- **TO DO**: Pull out every line with the word "color" from the entries below.
--- begin MATERIAL FOR THIS TASK ---
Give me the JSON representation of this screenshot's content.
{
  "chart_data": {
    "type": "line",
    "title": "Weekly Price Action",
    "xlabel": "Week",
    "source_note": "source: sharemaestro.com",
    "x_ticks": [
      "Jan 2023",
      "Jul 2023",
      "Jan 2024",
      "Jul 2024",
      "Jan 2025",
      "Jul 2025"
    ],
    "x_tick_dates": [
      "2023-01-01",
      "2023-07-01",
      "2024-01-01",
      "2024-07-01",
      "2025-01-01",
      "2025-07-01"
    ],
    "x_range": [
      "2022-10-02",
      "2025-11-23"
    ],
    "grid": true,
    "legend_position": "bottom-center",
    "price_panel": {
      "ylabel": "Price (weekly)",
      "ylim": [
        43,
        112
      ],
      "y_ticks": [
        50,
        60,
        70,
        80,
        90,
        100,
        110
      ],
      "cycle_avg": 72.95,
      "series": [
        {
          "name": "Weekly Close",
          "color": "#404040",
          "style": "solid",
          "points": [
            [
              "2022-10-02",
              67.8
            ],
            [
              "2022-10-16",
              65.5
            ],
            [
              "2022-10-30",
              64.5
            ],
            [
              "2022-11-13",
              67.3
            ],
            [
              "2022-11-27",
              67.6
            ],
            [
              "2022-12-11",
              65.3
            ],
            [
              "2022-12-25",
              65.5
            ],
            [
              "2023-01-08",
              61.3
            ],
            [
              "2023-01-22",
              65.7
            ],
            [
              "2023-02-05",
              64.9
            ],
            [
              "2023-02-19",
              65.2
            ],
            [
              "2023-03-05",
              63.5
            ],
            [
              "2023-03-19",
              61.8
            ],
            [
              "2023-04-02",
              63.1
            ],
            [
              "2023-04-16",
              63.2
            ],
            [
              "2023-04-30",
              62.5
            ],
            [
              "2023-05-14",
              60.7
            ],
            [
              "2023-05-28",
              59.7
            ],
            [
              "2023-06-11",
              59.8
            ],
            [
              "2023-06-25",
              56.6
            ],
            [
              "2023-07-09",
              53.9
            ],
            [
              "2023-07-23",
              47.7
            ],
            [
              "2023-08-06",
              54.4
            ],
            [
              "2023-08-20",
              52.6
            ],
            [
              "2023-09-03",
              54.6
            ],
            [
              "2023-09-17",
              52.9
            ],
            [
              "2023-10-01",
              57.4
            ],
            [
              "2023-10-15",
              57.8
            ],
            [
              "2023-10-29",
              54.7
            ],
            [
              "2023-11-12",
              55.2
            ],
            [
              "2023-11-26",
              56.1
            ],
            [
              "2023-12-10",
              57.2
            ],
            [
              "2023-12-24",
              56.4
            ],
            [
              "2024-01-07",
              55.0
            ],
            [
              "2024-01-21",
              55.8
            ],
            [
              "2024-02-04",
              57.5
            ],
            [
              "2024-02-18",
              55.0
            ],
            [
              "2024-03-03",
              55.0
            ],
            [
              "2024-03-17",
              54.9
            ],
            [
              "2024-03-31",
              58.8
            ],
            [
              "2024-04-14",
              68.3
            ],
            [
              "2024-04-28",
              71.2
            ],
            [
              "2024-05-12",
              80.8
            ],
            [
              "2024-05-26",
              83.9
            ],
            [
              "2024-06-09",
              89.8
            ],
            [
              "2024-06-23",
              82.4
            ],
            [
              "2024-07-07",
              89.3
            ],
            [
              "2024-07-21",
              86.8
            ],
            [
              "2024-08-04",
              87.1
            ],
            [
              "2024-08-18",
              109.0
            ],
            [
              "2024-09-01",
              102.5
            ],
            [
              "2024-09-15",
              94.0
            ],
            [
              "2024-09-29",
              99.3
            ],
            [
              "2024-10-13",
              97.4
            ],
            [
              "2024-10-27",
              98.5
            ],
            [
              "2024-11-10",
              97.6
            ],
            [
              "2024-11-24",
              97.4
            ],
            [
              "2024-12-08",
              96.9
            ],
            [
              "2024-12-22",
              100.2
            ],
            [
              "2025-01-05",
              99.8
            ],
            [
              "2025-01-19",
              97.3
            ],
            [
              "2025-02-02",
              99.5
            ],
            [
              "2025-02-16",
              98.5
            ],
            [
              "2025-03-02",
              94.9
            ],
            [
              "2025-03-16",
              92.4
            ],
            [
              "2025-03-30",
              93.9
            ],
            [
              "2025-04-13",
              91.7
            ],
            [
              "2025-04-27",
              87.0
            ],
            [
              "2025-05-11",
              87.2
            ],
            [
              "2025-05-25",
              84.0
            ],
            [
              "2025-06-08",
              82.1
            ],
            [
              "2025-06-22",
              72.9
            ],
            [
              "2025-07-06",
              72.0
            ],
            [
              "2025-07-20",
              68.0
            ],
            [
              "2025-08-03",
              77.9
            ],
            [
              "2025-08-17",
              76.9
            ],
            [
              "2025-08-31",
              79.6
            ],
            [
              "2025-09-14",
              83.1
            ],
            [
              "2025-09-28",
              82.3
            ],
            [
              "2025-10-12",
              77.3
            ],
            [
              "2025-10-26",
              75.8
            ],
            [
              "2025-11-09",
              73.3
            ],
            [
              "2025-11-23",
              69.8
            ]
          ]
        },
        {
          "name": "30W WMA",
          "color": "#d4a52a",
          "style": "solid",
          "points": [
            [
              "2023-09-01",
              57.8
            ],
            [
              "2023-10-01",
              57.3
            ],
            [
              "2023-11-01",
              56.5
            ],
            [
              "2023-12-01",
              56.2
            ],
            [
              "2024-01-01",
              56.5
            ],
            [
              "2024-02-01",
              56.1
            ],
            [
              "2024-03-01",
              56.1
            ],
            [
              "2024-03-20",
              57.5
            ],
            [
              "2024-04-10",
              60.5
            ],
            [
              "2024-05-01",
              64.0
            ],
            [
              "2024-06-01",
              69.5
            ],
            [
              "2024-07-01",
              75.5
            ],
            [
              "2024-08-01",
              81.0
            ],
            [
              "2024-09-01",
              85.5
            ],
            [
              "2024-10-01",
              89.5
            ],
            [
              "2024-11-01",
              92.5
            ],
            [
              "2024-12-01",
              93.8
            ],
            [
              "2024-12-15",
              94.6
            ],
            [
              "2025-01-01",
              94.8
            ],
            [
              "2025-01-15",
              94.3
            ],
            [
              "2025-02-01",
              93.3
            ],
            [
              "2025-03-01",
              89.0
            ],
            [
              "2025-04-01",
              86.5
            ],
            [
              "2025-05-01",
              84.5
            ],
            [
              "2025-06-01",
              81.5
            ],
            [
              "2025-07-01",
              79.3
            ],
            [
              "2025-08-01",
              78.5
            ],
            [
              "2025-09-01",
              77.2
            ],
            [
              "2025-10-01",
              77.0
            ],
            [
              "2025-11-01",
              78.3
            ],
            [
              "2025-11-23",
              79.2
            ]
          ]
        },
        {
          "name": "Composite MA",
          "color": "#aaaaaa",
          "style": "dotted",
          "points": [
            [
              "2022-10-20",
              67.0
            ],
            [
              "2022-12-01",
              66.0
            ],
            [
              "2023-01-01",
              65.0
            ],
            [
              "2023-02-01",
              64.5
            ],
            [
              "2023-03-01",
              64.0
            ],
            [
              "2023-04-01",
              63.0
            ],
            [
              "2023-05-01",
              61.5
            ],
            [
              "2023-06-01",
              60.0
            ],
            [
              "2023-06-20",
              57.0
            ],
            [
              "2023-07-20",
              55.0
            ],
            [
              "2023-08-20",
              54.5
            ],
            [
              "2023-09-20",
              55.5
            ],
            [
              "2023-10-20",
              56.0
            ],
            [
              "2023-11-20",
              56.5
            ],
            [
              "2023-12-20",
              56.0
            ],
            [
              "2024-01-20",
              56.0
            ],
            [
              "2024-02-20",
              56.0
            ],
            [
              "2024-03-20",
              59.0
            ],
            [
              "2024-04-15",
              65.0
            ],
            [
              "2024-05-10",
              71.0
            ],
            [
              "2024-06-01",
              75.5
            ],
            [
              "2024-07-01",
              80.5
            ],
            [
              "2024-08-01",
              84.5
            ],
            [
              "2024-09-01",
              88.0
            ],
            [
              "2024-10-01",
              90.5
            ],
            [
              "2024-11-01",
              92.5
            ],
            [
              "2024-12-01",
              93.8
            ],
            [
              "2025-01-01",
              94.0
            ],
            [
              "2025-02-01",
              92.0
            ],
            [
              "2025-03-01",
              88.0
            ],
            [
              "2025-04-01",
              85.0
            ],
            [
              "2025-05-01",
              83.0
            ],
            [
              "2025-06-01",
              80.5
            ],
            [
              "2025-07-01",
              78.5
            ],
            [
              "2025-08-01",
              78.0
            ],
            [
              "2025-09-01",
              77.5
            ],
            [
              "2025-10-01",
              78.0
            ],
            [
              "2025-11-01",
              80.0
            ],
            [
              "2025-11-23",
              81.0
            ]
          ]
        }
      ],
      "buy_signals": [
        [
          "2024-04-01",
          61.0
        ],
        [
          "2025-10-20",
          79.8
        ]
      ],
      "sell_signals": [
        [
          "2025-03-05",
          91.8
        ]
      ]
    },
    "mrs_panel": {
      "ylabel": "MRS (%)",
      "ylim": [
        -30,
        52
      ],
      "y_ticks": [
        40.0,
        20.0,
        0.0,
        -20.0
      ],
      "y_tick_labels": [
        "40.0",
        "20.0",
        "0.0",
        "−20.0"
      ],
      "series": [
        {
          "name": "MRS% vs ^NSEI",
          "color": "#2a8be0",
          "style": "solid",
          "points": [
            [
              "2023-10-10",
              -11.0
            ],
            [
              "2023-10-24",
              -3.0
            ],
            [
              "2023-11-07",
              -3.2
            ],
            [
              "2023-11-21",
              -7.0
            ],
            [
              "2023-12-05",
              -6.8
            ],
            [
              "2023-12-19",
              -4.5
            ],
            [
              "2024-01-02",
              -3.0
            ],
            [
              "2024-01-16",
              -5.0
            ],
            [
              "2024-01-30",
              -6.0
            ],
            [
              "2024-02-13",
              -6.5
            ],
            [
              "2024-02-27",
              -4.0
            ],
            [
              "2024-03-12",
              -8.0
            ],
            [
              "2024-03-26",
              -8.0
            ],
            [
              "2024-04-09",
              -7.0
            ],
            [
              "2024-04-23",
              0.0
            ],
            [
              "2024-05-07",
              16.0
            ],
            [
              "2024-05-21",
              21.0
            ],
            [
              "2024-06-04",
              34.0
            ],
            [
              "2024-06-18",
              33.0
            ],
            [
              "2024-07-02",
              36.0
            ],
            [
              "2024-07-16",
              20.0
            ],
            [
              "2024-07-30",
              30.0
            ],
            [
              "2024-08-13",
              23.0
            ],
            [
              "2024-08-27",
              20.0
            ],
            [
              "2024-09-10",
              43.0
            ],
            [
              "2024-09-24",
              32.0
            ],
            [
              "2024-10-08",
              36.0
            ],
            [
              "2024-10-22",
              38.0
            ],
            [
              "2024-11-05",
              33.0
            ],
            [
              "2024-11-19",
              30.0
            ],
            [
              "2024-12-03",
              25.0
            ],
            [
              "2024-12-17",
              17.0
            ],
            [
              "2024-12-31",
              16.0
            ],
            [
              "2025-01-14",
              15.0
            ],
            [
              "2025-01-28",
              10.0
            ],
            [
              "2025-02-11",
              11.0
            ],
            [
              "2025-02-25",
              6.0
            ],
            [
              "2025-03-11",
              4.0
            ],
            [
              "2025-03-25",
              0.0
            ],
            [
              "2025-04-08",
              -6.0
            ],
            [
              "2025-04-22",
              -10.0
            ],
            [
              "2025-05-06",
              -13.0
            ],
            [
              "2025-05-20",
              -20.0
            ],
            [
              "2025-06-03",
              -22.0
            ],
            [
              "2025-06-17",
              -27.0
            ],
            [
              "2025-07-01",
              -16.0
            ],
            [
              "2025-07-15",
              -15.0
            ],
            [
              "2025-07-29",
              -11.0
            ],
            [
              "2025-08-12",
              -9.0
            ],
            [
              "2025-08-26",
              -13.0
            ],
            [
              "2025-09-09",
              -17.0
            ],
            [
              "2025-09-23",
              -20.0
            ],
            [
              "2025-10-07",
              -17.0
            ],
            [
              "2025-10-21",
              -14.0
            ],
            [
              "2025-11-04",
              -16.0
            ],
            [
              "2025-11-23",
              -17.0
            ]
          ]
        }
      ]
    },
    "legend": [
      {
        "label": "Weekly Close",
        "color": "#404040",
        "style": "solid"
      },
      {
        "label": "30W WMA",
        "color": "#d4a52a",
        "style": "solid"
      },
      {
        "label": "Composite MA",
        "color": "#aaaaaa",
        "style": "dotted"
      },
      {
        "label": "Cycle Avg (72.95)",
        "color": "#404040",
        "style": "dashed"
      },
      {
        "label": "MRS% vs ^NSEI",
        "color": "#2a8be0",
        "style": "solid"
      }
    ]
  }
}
--- end MATERIAL FOR THIS TASK ---
- **RESULT OF THIS TASK**:
          "color": "#404040",
          "color": "#d4a52a",
          "color": "#aaaaaa",
          "color": "#2a8be0",
        "color": "#404040",
        "color": "#d4a52a",
        "color": "#aaaaaa",
        "color": "#404040",
        "color": "#2a8be0",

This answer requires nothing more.